=== Written exercise ===
Return the entries verbatim and drop every picture.

(Dataset items)
▼
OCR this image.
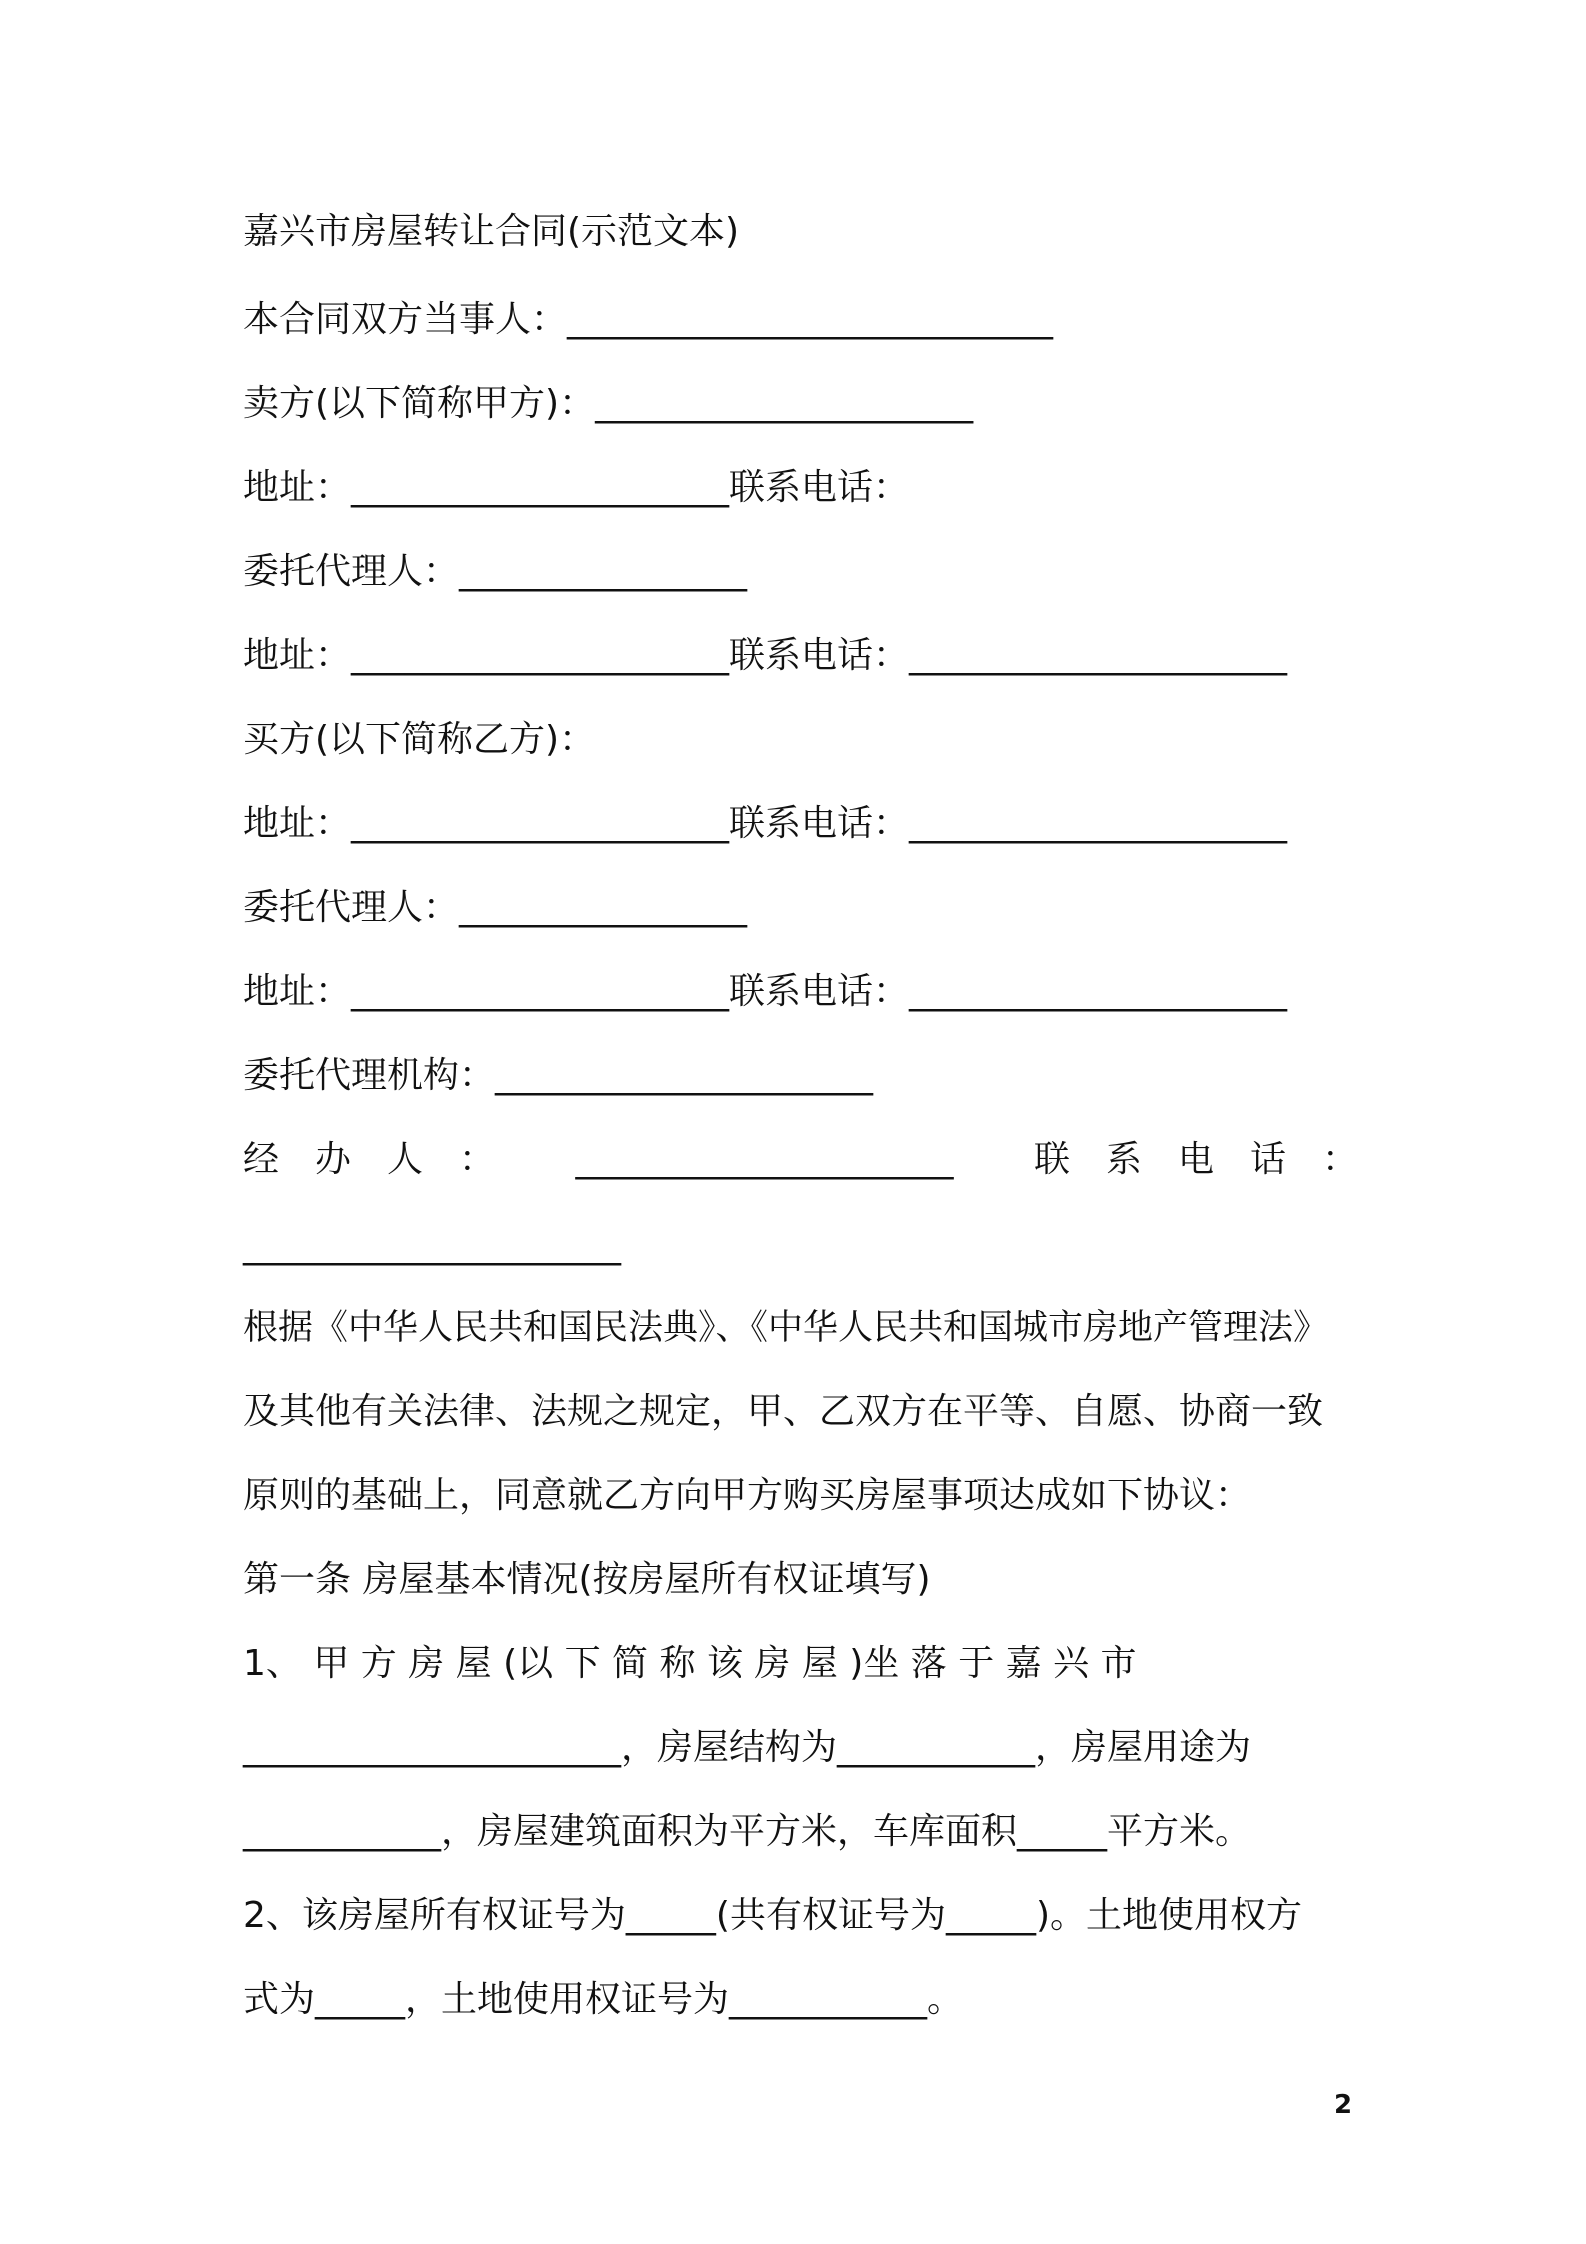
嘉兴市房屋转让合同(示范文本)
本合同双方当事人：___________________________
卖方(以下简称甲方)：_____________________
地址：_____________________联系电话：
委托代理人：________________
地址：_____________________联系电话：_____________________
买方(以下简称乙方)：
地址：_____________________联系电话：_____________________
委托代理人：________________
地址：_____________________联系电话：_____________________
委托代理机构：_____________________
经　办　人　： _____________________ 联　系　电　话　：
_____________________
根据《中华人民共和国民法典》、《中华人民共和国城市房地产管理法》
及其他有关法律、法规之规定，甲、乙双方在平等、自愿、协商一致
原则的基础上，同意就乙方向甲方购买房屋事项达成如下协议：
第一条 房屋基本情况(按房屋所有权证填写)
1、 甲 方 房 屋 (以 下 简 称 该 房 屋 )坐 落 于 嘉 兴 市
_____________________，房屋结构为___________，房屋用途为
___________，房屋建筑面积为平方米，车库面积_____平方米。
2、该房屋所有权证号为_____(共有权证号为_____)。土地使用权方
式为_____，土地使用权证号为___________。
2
▲
=== Right answer ===
OCR this image.
嘉兴市房屋转让合同(示范文本)
本合同双方当事人：___________________________
卖方(以下简称甲方)：_____________________
地址：_____________________联系电话：
委托代理人：________________
地址：_____________________联系电话：_____________________
买方(以下简称乙方)：
地址：_____________________联系电话：_____________________
委托代理人：________________
地址：_____________________联系电话：_____________________
委托代理机构：_____________________
经　办　人　： _____________________ 联　系　电　话　：
_____________________
根据《中华人民共和国民法典》、《中华人民共和国城市房地产管理法》
及其他有关法律、法规之规定，甲、乙双方在平等、自愿、协商一致
原则的基础上，同意就乙方向甲方购买房屋事项达成如下协议：
第一条 房屋基本情况(按房屋所有权证填写)
1、 甲 方 房 屋 (以 下 简 称 该 房 屋 )坐 落 于 嘉 兴 市
_____________________，房屋结构为___________，房屋用途为
___________，房屋建筑面积为平方米，车库面积_____平方米。
2、该房屋所有权证号为_____(共有权证号为_____)。土地使用权方
式为_____，土地使用权证号为___________。
2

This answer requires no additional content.